[Records that describe figures]
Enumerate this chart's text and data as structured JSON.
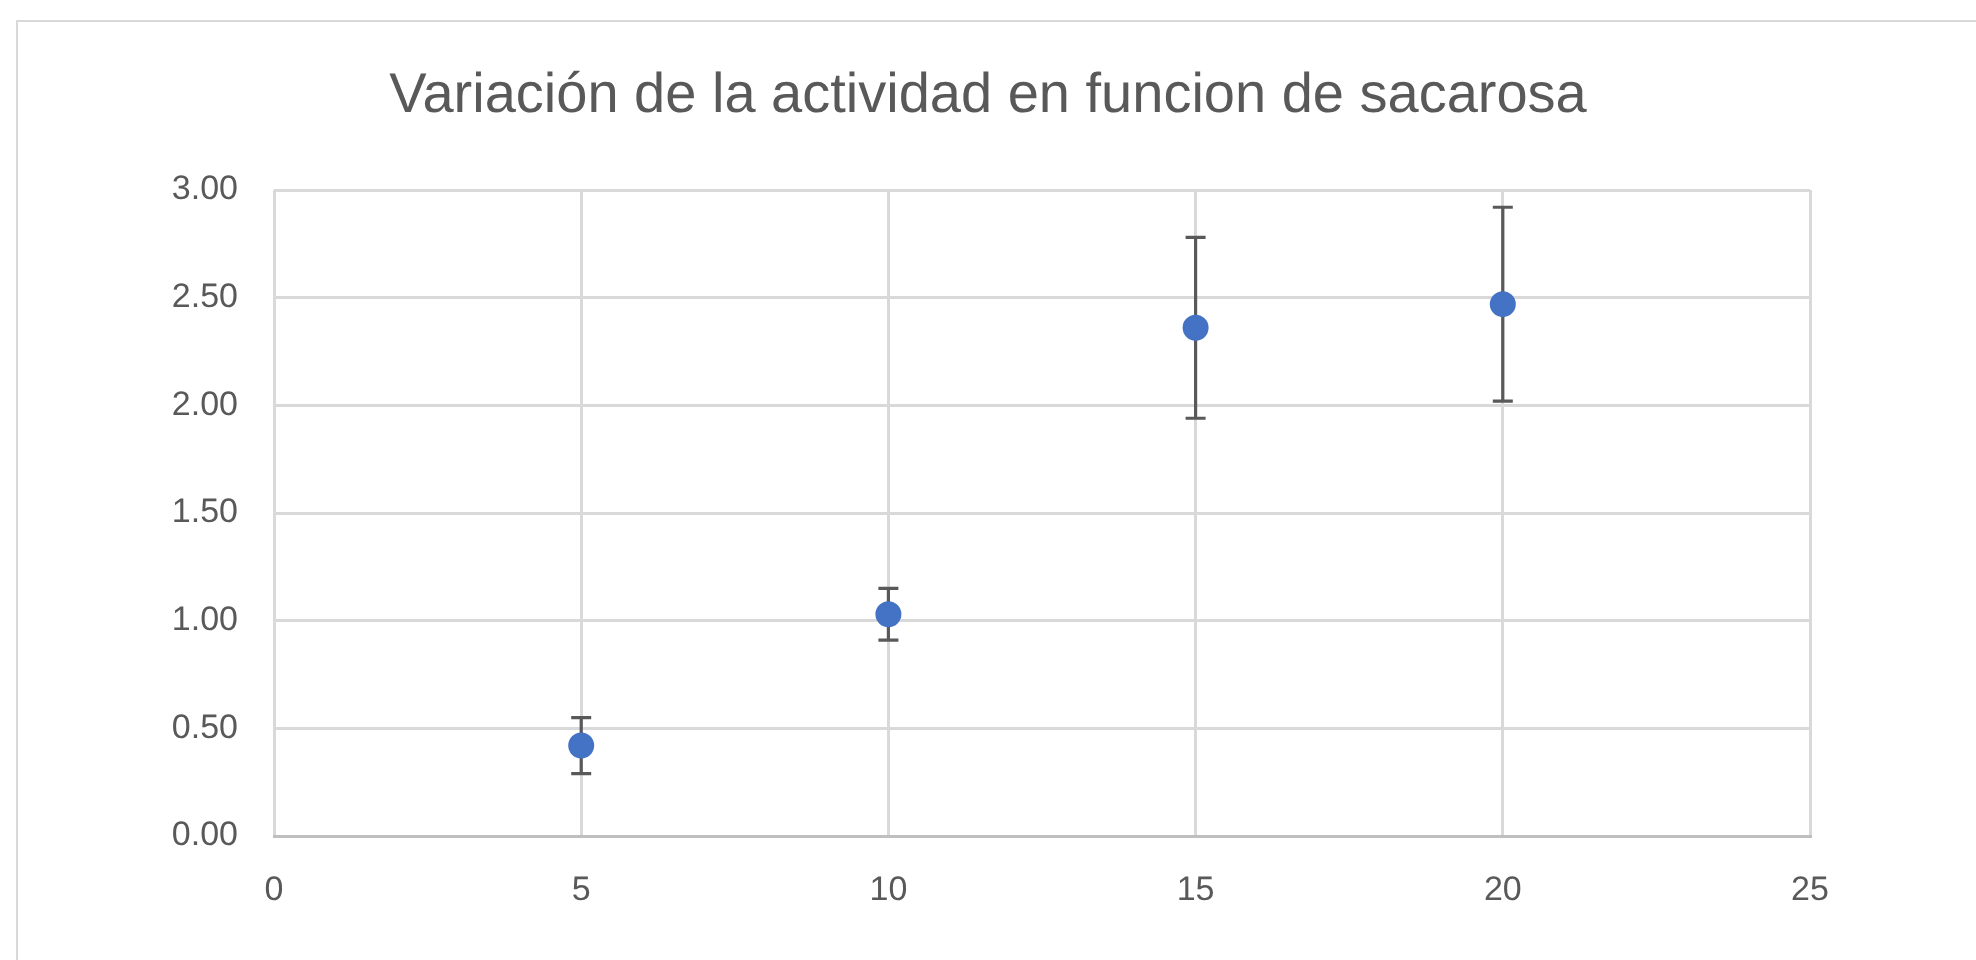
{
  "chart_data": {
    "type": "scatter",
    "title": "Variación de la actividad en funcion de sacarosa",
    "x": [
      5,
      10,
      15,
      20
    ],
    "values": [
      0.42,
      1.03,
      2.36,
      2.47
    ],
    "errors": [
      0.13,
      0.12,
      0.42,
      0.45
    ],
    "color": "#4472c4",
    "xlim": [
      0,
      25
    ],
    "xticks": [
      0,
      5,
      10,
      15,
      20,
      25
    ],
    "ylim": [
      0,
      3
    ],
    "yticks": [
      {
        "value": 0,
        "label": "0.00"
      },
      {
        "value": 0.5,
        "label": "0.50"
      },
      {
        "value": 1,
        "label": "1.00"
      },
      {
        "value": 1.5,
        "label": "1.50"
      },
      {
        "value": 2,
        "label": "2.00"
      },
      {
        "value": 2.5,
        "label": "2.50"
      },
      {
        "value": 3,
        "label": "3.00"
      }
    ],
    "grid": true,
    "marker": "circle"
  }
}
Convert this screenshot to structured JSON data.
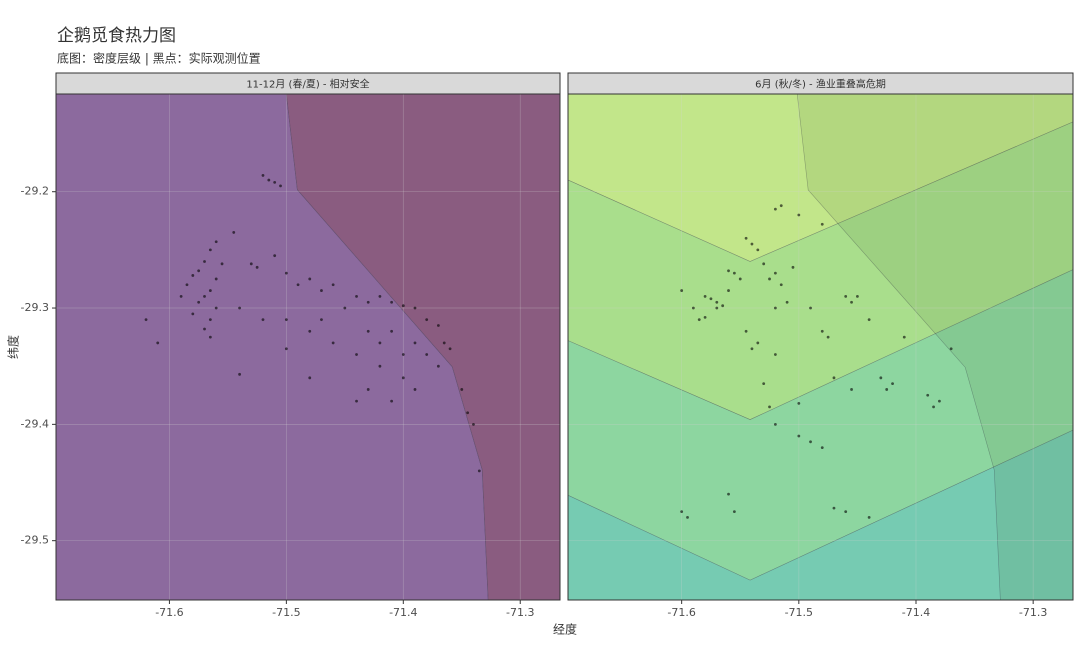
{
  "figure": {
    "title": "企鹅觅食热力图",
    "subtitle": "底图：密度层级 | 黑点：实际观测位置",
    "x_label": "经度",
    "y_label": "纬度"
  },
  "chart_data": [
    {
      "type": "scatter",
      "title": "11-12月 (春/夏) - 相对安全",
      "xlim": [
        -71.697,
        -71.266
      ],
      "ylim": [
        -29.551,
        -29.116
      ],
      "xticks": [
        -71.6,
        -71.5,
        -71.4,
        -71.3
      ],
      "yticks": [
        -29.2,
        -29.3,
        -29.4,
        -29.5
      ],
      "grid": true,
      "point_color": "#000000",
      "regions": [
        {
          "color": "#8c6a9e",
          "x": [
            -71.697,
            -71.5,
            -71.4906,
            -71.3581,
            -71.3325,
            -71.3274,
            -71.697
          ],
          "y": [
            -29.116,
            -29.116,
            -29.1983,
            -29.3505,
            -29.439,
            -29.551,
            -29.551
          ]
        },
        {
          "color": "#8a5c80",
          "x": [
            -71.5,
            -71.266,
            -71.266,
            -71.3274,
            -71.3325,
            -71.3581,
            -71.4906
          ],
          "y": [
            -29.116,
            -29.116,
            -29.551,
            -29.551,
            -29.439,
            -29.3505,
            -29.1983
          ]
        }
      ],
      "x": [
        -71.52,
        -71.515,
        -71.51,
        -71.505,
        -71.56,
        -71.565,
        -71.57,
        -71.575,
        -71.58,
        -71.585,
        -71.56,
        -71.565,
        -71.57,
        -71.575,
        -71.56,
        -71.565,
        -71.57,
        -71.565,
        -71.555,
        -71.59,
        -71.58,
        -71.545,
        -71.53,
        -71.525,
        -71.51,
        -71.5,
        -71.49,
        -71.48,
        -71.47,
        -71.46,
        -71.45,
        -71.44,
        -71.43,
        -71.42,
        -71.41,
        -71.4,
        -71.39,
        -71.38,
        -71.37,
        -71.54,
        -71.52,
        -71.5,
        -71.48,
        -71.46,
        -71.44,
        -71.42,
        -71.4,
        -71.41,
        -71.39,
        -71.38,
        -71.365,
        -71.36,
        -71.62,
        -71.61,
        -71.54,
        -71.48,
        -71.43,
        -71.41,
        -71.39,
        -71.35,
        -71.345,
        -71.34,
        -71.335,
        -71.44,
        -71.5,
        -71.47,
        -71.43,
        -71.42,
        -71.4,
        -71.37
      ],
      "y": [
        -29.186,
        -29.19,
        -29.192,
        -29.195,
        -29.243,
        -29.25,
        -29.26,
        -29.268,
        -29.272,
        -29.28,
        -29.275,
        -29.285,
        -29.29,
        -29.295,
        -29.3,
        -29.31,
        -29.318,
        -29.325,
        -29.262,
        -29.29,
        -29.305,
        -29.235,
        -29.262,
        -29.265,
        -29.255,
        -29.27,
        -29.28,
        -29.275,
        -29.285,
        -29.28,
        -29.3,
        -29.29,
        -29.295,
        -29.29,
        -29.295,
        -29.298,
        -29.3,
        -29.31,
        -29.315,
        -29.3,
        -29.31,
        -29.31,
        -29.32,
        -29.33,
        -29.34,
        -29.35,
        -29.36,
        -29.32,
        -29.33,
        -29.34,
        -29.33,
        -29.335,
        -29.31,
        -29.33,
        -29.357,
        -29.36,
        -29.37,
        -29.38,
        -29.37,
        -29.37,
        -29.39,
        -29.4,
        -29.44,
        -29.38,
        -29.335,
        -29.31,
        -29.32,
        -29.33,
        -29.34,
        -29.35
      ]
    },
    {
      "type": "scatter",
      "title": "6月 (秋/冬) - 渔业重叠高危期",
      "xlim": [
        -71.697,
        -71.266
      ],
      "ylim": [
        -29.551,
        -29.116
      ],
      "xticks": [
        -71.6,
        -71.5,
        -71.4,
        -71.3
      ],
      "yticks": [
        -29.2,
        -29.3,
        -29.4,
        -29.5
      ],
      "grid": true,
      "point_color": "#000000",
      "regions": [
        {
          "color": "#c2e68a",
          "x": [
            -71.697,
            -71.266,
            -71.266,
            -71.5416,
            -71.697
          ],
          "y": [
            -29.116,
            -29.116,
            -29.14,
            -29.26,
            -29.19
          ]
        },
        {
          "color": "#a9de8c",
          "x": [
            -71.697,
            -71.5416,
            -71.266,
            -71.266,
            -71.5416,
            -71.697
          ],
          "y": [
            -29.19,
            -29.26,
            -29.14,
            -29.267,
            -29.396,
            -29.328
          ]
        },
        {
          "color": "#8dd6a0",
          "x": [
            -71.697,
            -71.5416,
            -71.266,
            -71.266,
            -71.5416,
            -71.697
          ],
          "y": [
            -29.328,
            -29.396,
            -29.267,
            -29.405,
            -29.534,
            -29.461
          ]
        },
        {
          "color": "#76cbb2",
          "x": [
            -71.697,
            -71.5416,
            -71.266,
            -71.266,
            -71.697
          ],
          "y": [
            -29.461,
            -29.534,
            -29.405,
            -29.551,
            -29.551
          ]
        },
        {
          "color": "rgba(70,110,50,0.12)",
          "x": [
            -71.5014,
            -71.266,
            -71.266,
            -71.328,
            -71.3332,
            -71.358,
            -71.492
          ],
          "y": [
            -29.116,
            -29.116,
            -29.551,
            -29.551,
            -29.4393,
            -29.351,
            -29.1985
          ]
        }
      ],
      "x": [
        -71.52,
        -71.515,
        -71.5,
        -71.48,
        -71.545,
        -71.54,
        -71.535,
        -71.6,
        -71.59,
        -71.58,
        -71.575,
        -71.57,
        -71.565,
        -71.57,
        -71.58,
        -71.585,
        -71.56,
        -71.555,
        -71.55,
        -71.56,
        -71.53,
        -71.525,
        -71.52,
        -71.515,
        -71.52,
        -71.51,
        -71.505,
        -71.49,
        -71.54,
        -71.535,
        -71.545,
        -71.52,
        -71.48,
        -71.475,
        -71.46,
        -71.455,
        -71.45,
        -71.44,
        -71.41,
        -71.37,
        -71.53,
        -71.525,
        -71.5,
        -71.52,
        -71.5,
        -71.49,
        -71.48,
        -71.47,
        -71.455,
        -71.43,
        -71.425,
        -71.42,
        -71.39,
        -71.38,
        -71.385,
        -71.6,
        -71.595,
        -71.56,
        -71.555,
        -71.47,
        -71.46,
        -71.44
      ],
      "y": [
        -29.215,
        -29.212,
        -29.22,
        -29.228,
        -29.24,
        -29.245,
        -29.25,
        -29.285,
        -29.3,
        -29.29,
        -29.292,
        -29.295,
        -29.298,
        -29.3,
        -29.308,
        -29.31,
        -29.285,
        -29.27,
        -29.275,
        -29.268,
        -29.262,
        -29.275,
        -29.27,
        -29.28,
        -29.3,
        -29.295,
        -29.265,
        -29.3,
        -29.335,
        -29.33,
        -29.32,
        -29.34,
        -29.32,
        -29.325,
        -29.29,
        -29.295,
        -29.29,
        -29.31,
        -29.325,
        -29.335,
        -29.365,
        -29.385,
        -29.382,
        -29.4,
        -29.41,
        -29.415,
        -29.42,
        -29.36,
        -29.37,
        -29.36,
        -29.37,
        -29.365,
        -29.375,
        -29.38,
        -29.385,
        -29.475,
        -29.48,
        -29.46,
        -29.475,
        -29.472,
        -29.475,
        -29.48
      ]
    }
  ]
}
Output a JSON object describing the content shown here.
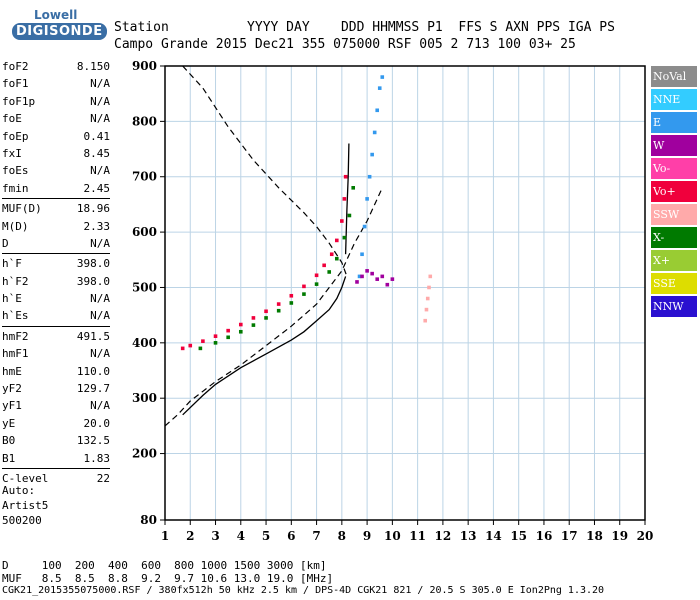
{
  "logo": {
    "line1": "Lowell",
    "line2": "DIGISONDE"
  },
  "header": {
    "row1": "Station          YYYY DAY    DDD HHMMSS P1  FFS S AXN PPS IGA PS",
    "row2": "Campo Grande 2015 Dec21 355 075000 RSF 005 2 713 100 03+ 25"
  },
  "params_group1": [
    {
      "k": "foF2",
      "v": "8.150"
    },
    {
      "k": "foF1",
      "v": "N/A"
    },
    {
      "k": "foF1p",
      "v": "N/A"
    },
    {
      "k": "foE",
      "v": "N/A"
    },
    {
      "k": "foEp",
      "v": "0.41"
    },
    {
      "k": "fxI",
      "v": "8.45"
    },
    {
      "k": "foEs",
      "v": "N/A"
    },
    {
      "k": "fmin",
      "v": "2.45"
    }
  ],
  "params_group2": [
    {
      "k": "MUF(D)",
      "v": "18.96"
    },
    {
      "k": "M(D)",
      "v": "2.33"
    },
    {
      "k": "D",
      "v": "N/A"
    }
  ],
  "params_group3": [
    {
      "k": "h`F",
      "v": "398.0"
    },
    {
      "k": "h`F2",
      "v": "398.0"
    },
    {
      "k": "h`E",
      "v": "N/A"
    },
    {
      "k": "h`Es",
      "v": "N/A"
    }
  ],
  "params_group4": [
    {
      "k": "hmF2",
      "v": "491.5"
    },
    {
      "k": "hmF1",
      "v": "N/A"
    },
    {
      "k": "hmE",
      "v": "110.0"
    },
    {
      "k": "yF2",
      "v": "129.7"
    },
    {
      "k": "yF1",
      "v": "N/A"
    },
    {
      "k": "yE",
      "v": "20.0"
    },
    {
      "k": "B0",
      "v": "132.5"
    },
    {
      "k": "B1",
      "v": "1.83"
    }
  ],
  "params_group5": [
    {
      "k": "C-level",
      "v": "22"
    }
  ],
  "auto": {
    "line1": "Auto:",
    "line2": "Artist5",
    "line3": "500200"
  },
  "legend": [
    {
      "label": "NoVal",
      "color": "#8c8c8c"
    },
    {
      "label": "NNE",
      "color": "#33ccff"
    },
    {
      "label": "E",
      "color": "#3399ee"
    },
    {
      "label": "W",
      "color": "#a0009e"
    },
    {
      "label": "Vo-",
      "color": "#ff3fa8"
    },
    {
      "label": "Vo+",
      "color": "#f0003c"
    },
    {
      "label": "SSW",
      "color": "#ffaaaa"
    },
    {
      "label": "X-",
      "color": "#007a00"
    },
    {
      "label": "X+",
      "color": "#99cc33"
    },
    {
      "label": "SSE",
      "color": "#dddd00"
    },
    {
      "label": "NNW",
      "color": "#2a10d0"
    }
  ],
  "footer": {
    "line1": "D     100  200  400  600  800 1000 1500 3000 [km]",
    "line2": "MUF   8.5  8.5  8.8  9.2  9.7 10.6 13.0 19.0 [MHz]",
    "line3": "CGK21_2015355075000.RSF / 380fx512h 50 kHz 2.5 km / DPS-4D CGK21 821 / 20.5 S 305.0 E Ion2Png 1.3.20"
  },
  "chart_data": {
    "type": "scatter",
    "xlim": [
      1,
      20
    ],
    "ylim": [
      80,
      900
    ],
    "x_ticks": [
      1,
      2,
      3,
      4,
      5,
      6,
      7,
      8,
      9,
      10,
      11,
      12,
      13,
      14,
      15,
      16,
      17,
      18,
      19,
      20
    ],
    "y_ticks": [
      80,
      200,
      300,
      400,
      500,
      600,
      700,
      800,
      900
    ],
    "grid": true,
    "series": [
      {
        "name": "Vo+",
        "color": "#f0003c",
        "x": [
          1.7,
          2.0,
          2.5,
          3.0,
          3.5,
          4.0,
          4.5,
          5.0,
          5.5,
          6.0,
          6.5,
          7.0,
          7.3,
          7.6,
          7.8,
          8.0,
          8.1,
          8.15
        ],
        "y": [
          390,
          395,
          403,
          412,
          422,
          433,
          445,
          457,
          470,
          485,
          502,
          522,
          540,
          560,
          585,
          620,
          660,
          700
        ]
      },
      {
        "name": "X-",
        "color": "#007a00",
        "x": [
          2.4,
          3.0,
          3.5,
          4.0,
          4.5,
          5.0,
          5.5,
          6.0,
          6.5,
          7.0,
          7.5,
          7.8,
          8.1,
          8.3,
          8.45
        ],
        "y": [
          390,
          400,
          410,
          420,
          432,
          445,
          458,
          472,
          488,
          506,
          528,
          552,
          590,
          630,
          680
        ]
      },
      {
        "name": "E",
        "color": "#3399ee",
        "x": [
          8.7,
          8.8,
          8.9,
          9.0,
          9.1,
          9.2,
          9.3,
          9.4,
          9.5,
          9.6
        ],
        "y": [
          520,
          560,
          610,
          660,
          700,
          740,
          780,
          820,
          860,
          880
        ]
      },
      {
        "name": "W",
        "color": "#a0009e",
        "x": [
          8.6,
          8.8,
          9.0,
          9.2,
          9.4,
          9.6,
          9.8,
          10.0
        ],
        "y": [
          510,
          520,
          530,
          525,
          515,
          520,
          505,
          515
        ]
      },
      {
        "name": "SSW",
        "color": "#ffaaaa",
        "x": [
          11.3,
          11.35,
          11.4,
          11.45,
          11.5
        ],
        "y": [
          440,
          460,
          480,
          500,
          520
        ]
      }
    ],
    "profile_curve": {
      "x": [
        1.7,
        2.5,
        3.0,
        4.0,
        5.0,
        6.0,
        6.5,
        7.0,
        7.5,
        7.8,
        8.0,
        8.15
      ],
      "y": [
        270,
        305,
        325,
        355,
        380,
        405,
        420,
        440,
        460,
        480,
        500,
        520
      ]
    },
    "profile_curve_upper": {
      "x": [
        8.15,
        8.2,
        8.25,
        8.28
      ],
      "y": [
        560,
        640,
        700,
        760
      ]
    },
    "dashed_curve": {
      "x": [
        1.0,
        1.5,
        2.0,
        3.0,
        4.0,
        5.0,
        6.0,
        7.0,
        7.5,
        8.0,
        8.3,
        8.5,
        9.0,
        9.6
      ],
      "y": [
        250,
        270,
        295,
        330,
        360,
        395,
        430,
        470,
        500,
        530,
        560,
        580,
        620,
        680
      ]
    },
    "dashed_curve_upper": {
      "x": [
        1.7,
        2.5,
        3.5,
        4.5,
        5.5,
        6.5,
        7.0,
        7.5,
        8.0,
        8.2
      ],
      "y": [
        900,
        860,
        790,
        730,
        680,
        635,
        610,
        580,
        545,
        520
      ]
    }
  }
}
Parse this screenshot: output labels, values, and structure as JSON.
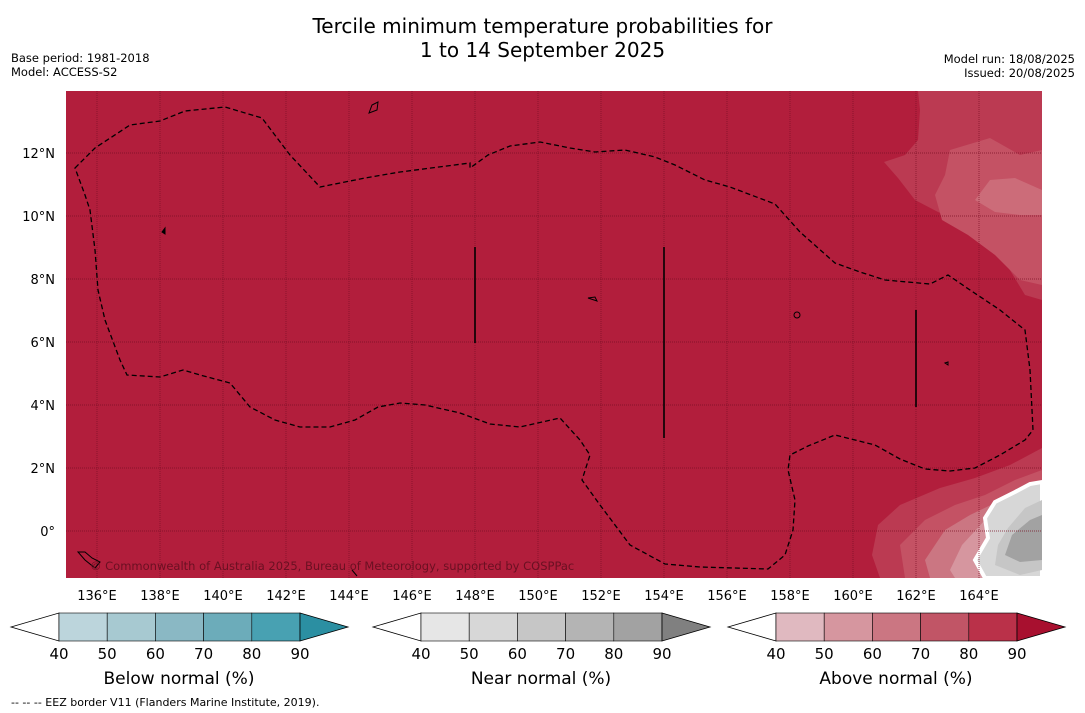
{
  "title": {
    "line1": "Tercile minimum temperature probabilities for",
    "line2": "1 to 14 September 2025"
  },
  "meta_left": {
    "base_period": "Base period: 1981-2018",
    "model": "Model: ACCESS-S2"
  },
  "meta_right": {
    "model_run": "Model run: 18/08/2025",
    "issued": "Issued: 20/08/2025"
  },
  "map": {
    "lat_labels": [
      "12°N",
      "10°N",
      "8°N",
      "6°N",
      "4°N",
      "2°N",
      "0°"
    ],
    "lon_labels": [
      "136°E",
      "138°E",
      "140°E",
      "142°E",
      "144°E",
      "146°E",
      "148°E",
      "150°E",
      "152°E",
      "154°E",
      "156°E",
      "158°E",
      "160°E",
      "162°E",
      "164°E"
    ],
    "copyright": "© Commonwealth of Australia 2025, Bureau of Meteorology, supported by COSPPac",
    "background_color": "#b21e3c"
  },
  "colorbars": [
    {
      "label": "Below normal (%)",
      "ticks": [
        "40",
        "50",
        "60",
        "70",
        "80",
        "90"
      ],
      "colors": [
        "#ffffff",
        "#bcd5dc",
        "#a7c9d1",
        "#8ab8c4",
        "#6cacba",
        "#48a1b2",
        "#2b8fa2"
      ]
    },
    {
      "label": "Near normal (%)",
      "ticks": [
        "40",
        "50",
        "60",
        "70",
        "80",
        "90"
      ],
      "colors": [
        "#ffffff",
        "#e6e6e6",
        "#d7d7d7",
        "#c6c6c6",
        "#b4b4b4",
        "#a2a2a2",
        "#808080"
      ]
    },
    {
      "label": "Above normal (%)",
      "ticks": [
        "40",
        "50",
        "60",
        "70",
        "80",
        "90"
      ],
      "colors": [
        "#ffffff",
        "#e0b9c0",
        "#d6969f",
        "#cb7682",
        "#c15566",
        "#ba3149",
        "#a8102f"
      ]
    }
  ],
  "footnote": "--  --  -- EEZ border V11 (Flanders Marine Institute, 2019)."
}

-- Goal --
Extract each line from the entries above that contains the string "screenshot".

-- Reply --
Convert this screenshot to structured JSON data.
Parse this screenshot: output labels, values, and structure as JSON.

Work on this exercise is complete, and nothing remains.